RAW DATA =>
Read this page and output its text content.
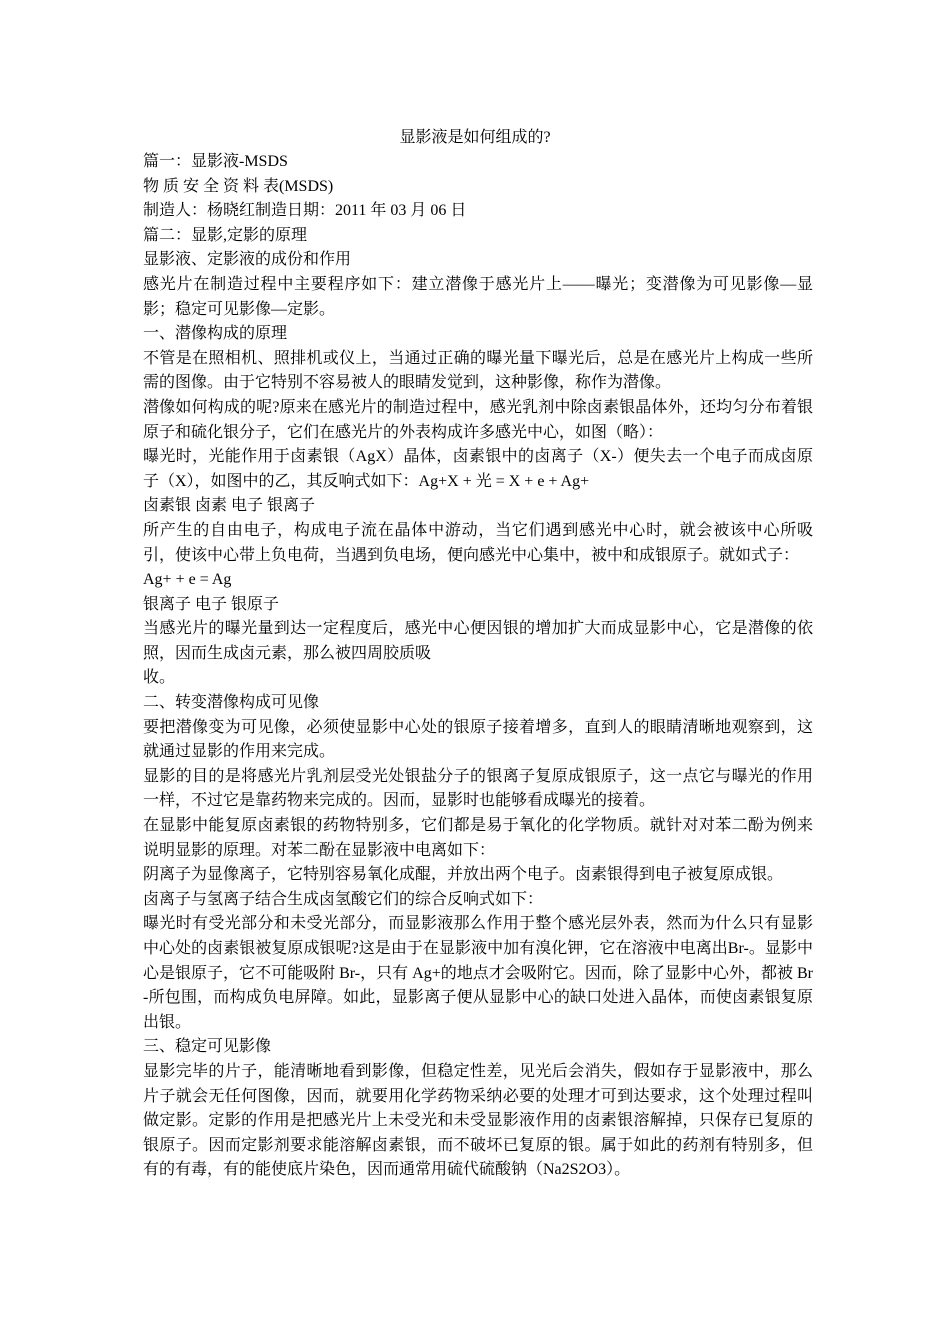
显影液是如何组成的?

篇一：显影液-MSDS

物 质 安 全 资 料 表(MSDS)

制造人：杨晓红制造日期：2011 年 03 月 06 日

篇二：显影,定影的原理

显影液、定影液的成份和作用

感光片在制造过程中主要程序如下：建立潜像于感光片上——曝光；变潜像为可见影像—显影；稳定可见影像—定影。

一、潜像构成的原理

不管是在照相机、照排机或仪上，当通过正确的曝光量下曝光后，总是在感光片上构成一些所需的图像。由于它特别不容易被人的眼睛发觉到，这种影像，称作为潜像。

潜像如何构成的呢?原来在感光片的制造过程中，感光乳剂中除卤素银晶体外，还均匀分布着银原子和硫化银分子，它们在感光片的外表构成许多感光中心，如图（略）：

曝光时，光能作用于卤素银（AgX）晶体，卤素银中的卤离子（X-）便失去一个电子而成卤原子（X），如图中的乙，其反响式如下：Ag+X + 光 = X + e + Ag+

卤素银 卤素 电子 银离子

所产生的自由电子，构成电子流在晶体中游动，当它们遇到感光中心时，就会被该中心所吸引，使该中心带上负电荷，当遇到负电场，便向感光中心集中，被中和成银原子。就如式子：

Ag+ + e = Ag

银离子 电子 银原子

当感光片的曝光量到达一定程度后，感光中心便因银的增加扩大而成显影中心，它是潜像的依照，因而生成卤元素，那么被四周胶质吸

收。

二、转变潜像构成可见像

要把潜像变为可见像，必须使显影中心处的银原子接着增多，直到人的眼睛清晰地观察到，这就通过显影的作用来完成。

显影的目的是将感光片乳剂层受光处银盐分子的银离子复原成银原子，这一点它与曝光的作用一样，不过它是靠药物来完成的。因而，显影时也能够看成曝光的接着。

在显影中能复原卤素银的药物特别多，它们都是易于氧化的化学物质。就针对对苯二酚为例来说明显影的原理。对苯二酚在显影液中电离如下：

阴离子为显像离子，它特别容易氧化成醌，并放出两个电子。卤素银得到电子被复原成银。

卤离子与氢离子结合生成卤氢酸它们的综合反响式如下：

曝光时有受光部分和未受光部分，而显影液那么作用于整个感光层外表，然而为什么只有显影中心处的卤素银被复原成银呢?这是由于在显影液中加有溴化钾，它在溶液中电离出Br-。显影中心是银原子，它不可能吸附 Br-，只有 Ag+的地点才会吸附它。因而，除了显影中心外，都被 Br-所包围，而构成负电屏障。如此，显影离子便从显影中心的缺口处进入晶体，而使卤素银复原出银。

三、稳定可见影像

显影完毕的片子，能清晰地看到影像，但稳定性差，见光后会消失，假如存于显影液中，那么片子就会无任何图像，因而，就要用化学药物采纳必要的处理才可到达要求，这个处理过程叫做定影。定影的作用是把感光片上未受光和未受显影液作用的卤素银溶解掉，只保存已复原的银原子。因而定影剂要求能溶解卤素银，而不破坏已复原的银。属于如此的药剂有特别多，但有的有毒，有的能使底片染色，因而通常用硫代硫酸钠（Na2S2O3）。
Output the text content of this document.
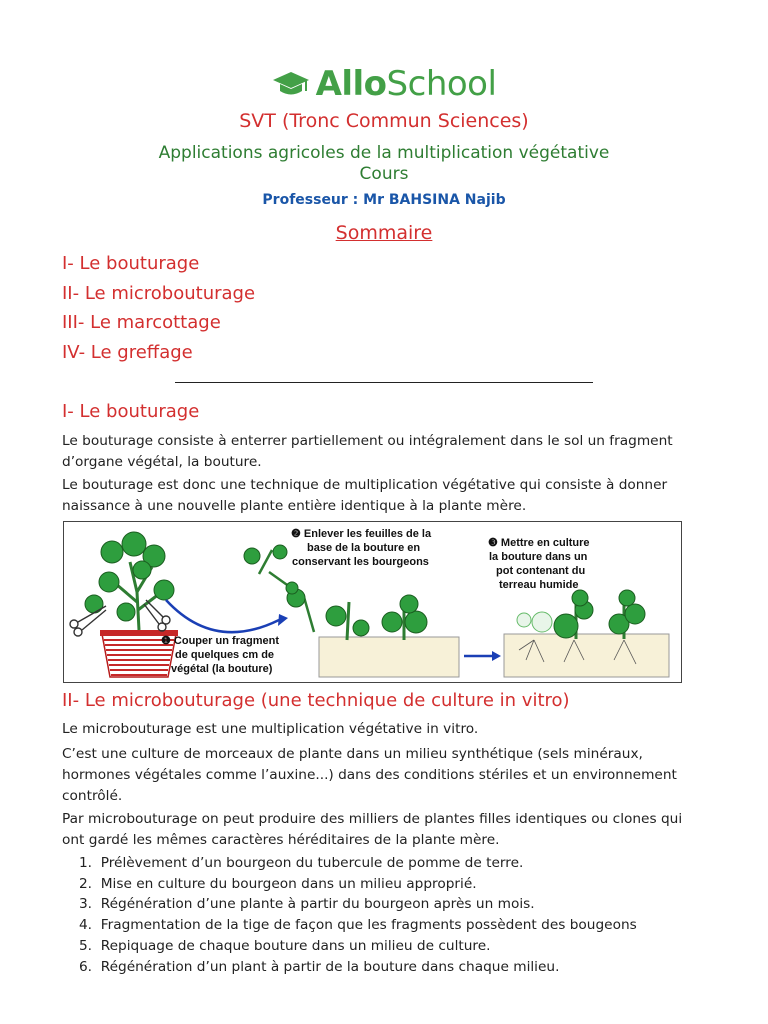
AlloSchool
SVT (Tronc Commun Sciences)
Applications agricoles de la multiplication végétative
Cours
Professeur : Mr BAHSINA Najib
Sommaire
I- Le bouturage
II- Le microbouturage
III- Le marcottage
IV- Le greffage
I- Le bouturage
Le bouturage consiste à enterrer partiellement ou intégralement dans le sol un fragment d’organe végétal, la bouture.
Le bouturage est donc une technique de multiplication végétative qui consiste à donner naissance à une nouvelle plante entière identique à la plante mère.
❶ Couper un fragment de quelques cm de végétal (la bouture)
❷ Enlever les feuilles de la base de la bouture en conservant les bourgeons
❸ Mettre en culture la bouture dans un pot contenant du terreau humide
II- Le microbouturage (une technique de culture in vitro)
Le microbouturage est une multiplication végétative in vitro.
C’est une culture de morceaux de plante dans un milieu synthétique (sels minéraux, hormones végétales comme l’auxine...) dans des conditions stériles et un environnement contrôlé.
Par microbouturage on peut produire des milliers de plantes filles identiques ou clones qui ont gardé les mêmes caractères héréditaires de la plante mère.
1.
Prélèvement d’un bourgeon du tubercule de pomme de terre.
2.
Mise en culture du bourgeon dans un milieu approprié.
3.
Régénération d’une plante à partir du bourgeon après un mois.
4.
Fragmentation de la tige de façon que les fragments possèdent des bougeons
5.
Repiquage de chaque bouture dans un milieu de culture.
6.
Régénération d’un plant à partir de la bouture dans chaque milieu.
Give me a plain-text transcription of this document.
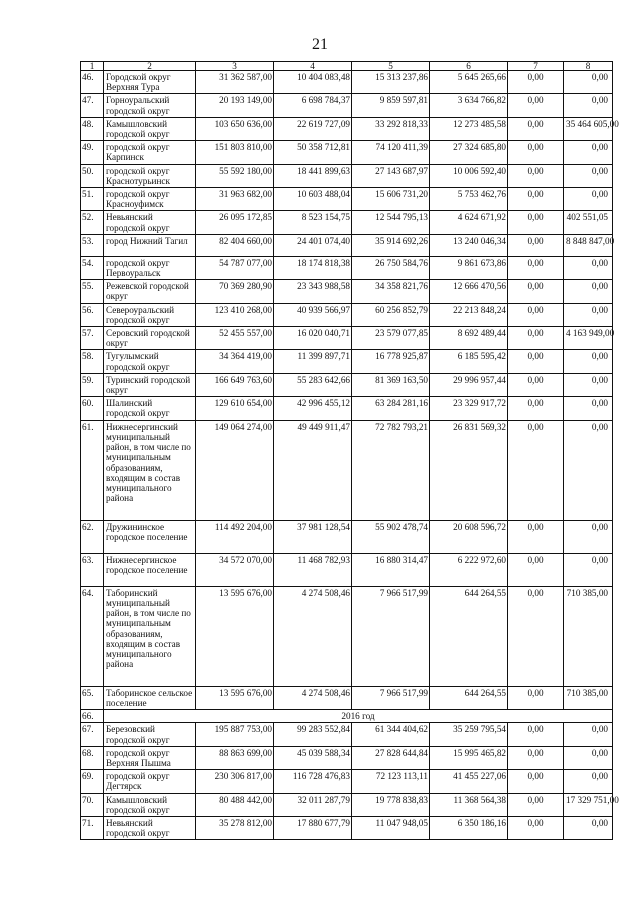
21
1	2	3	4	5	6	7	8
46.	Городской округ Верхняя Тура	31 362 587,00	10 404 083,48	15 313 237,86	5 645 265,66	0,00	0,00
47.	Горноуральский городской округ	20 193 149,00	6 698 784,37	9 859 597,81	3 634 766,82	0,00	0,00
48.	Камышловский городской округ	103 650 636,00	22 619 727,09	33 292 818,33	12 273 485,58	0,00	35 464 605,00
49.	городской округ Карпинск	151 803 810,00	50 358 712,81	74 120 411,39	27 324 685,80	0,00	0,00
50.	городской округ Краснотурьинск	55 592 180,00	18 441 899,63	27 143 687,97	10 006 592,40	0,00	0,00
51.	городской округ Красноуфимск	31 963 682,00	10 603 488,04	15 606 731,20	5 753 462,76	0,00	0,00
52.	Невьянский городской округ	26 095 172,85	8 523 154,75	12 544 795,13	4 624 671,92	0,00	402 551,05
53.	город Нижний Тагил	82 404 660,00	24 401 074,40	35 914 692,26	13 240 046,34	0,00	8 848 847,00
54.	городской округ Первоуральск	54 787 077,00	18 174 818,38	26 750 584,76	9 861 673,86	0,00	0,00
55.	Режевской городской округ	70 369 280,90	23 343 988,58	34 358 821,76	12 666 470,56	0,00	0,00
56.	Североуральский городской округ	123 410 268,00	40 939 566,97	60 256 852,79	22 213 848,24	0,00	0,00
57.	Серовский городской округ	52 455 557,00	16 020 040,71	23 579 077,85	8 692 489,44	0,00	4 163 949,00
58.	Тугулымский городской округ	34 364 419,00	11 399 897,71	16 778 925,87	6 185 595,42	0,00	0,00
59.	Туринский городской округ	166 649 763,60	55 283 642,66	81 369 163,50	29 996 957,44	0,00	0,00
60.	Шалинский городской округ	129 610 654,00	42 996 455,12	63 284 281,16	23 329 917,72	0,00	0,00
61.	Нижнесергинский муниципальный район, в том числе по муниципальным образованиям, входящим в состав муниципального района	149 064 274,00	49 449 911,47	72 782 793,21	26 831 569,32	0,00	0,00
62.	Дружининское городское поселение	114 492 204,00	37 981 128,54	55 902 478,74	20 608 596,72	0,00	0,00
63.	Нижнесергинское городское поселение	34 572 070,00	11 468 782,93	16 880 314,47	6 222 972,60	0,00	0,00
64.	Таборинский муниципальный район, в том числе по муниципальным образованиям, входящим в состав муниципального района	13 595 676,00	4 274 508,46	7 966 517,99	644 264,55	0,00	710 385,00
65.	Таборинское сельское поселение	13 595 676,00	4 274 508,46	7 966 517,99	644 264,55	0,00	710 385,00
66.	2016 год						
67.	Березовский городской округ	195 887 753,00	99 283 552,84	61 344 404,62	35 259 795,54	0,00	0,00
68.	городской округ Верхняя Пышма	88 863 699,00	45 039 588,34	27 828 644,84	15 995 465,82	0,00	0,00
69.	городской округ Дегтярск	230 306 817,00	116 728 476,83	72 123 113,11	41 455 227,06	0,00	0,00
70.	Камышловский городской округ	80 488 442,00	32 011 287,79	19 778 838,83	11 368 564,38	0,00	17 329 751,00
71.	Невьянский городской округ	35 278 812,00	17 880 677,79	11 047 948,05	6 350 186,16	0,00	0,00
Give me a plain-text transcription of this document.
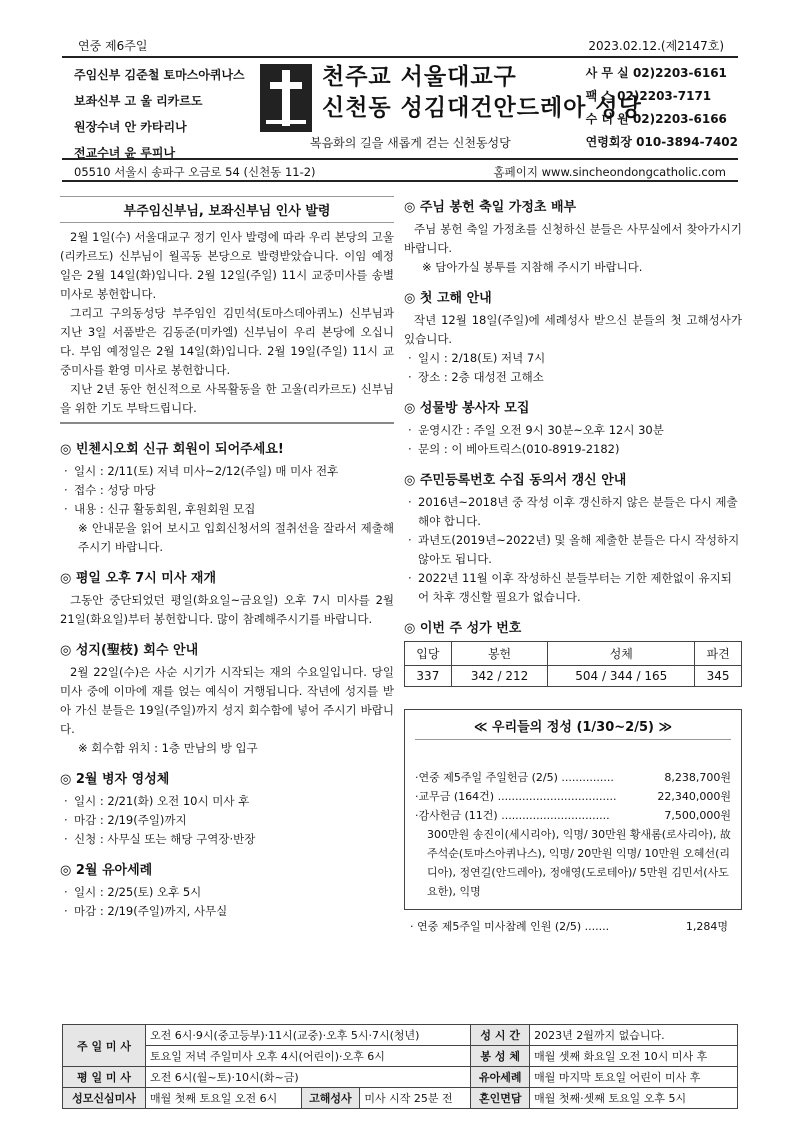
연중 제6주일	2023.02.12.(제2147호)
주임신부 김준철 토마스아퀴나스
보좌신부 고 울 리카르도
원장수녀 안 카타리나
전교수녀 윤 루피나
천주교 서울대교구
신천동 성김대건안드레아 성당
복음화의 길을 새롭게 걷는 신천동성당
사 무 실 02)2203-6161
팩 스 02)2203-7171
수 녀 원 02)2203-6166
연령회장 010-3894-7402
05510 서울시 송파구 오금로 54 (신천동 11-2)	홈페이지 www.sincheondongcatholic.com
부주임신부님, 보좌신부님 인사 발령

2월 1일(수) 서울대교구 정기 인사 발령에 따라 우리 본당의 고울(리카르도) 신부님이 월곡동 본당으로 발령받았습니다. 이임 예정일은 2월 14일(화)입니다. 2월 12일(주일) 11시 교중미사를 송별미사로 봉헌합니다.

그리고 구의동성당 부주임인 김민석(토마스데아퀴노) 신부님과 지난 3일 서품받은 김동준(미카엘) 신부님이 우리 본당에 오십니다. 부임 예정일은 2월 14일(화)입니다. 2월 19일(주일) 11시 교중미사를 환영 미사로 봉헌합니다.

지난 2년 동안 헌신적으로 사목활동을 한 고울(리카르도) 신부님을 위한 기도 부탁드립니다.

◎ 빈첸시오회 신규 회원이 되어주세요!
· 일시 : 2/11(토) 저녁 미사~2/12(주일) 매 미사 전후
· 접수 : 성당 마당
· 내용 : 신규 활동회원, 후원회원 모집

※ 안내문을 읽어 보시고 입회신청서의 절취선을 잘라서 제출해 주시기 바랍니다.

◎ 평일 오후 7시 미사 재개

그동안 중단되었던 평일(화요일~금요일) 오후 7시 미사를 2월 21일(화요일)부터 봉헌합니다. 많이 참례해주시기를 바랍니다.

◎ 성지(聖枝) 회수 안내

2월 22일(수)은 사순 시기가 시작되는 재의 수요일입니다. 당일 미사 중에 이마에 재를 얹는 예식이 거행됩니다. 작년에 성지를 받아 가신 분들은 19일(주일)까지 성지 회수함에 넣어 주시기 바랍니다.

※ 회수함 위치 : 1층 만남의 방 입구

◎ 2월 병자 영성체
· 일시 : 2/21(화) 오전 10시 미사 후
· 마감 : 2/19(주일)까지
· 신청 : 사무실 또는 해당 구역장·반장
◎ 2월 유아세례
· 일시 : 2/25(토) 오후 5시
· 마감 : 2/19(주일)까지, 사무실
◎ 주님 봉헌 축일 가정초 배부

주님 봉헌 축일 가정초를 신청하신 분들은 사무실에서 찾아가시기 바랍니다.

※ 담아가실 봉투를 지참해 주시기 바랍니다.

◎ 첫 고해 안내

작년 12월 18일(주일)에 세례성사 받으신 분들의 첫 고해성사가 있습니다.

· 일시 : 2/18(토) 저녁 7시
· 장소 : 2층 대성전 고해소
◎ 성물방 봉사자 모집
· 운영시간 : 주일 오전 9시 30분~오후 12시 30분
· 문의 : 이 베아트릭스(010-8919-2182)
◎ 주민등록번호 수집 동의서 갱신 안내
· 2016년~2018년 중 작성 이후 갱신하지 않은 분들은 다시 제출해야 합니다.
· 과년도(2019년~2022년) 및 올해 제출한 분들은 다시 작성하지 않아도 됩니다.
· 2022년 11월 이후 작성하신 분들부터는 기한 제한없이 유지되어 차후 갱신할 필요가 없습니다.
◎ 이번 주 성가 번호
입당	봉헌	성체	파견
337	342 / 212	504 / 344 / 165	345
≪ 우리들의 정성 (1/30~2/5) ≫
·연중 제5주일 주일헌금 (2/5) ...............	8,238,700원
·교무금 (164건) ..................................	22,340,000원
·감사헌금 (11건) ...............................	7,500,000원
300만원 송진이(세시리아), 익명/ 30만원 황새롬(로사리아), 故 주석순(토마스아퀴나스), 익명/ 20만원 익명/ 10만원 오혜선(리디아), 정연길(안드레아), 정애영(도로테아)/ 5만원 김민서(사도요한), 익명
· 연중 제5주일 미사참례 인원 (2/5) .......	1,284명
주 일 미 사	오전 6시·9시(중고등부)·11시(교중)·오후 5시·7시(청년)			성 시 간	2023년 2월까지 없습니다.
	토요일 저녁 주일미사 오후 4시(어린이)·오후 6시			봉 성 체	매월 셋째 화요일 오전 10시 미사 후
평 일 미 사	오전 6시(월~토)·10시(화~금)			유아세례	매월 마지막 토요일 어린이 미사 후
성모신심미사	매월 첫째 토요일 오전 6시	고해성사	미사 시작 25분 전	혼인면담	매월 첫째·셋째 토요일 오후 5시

THE PROBLEM =>
Extract from the material all lines containing the string "리카르도".

OUTPUT FOR THIS EXERCISE =>
보좌신부 고 울 리카르도
2월 1일(수) 서울대교구 정기 인사 발령에 따라 우리 본당의 고울(리카르도) 신부님이 월곡동 본당으로 발령받았습니다. 이임 예정일은 2월 14일(화)입니다. 2월 12일(주일) 11시 교중미사를 송별미사로 봉헌합니다.
지난 2년 동안 헌신적으로 사목활동을 한 고울(리카르도) 신부님을 위한 기도 부탁드립니다.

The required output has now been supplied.